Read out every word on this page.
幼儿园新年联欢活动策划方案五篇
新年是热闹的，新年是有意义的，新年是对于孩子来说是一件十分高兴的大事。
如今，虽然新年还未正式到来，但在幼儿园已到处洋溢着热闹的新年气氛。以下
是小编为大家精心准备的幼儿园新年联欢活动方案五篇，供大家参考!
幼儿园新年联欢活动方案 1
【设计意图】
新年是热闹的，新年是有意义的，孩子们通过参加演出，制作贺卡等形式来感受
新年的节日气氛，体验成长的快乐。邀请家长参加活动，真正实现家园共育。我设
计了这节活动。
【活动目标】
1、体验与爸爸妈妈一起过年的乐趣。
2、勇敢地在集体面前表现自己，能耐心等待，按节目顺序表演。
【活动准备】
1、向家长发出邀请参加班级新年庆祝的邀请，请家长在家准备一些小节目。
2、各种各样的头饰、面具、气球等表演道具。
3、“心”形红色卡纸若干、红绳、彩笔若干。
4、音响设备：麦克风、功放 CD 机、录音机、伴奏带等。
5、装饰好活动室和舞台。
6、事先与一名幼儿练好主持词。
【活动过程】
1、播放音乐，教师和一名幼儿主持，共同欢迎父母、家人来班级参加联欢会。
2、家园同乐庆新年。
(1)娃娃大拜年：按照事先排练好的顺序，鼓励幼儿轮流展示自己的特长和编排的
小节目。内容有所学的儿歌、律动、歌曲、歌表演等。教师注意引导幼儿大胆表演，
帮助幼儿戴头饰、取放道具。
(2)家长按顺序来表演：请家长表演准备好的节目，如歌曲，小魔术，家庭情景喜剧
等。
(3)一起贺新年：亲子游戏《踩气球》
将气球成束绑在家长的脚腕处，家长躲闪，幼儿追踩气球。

=====

**Instructions to follow**.
The records above must be repeated exactly, every one of them.

**The answer**.
Read out every word on this page.
幼儿园新年联欢活动策划方案五篇
新年是热闹的，新年是有意义的，新年是对于孩子来说是一件十分高兴的大事。
如今，虽然新年还未正式到来，但在幼儿园已到处洋溢着热闹的新年气氛。以下
是小编为大家精心准备的幼儿园新年联欢活动方案五篇，供大家参考!
幼儿园新年联欢活动方案 1
【设计意图】
新年是热闹的，新年是有意义的，孩子们通过参加演出，制作贺卡等形式来感受
新年的节日气氛，体验成长的快乐。邀请家长参加活动，真正实现家园共育。我设
计了这节活动。
【活动目标】
1、体验与爸爸妈妈一起过年的乐趣。
2、勇敢地在集体面前表现自己，能耐心等待，按节目顺序表演。
【活动准备】
1、向家长发出邀请参加班级新年庆祝的邀请，请家长在家准备一些小节目。
2、各种各样的头饰、面具、气球等表演道具。
3、“心”形红色卡纸若干、红绳、彩笔若干。
4、音响设备：麦克风、功放 CD 机、录音机、伴奏带等。
5、装饰好活动室和舞台。
6、事先与一名幼儿练好主持词。
【活动过程】
1、播放音乐，教师和一名幼儿主持，共同欢迎父母、家人来班级参加联欢会。
2、家园同乐庆新年。
(1)娃娃大拜年：按照事先排练好的顺序，鼓励幼儿轮流展示自己的特长和编排的
小节目。内容有所学的儿歌、律动、歌曲、歌表演等。教师注意引导幼儿大胆表演，
帮助幼儿戴头饰、取放道具。
(2)家长按顺序来表演：请家长表演准备好的节目，如歌曲，小魔术，家庭情景喜剧
等。
(3)一起贺新年：亲子游戏《踩气球》
将气球成束绑在家长的脚腕处，家长躲闪，幼儿追踩气球。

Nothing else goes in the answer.